▶ Aim: Copy each line with the word "Africa" in it.

▶ Records for processing:
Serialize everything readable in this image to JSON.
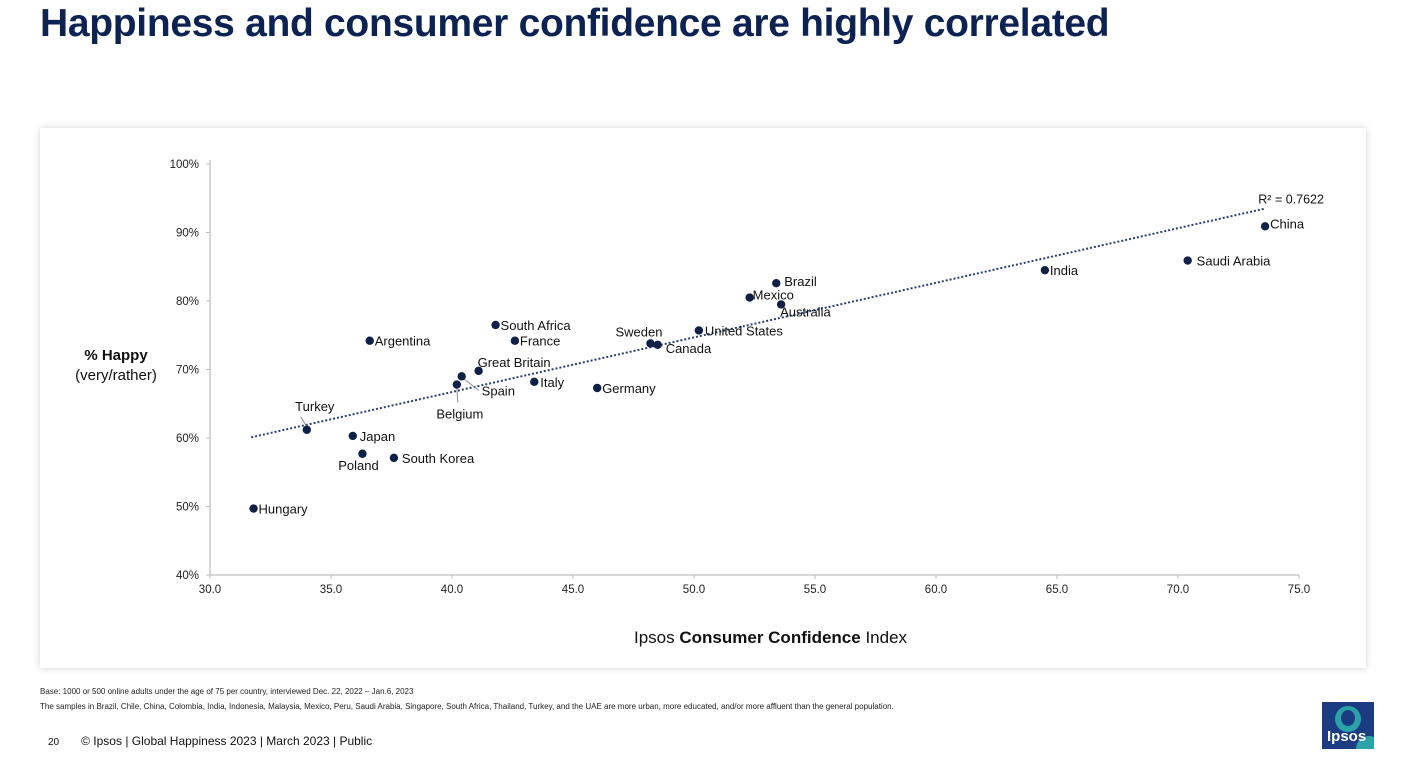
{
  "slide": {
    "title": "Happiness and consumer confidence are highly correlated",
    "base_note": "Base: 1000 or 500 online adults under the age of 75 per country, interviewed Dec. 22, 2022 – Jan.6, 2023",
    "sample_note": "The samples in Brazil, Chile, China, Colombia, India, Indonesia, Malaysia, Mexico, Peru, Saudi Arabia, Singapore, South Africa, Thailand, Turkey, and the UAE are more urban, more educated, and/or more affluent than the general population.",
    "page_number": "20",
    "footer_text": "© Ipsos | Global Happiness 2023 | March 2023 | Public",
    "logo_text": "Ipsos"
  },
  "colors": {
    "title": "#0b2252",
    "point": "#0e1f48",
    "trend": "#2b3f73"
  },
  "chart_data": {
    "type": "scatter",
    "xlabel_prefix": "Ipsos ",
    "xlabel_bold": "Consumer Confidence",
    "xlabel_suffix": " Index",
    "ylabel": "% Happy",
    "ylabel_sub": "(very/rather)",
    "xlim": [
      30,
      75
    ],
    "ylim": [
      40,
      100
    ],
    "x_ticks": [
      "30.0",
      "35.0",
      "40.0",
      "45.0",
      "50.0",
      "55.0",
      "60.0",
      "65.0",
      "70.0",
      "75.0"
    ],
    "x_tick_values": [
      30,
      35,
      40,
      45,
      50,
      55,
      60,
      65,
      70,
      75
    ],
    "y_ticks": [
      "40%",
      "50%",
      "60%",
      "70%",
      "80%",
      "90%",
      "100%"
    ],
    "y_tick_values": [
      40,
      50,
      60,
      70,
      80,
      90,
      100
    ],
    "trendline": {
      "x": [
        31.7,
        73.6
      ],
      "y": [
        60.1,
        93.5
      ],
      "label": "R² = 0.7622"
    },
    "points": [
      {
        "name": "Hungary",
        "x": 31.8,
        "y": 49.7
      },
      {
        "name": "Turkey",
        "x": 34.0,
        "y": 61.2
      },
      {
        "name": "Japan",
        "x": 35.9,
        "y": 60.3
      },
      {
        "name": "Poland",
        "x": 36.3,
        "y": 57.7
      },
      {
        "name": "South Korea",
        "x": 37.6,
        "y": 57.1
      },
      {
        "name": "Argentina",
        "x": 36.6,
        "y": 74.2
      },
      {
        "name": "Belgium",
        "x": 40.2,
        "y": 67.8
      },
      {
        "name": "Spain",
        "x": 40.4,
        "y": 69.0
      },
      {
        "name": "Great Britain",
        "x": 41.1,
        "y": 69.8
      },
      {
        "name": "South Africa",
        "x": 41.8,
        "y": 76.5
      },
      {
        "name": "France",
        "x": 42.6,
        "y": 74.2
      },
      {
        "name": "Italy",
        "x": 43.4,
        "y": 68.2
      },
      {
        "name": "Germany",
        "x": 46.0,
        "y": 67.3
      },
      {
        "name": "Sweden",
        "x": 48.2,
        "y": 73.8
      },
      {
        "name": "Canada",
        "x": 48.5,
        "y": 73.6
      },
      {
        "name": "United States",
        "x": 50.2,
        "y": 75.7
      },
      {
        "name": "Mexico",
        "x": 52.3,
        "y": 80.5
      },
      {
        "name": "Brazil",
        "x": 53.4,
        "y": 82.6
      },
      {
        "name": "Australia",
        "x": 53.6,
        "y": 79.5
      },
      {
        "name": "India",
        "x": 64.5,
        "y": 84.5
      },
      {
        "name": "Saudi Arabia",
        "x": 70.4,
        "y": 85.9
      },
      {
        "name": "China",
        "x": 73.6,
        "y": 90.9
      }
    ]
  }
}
* * *
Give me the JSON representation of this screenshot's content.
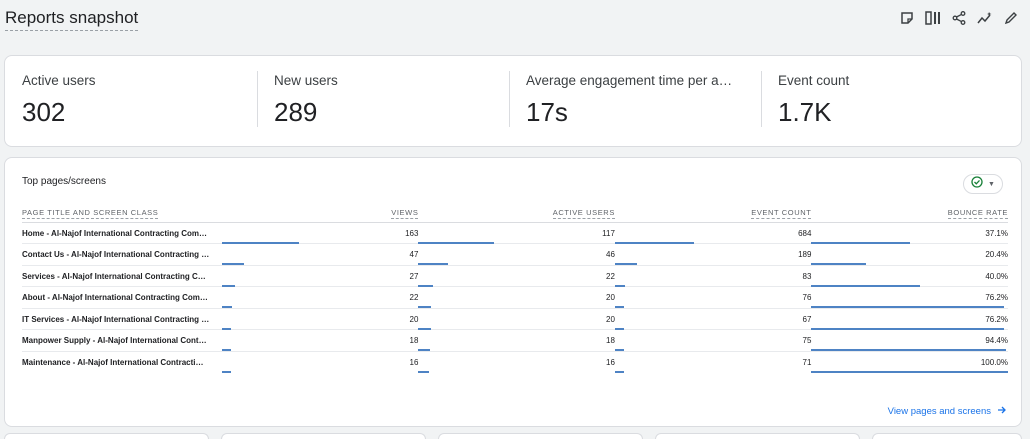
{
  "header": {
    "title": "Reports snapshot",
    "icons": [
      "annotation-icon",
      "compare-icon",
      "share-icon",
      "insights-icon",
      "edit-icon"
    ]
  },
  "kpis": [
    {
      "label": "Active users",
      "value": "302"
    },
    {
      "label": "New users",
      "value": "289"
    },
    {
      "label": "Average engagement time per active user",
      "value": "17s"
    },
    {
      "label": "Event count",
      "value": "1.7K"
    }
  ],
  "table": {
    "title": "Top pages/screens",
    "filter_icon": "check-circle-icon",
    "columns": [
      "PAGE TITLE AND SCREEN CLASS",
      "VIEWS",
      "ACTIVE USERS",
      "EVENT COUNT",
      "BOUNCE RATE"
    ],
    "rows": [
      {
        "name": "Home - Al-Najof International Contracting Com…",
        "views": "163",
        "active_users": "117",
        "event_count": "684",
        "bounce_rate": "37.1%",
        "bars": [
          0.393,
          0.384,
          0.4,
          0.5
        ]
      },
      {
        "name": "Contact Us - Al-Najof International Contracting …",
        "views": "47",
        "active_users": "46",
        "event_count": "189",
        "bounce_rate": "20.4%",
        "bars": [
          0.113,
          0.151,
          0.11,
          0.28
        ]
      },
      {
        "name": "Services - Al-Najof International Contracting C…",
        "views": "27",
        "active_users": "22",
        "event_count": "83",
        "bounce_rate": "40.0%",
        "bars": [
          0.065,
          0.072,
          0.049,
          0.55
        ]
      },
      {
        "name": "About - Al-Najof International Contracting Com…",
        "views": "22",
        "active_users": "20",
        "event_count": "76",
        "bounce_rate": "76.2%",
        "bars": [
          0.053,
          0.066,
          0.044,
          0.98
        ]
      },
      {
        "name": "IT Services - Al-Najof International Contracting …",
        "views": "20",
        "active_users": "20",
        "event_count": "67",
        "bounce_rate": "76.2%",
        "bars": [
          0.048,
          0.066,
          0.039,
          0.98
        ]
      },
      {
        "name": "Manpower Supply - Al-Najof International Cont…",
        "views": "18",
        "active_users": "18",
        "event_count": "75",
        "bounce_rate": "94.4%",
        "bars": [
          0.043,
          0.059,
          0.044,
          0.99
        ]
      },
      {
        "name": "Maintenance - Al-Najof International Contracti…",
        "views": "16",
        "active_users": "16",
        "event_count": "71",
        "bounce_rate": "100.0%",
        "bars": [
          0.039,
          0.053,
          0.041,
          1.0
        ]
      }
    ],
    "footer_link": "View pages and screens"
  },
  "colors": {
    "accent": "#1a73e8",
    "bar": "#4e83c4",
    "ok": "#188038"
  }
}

▶ Full answer:
    "sample_note": "The samples in Brazil, Chile, China, Colombia, India, Indonesia, Malaysia, Mexico, Peru, Saudi Arabia, Singapore, South Africa, Thailand, Turkey, and the UAE are more urban, more educated, and/or more affluent than the general population.",
        "name": "South Africa",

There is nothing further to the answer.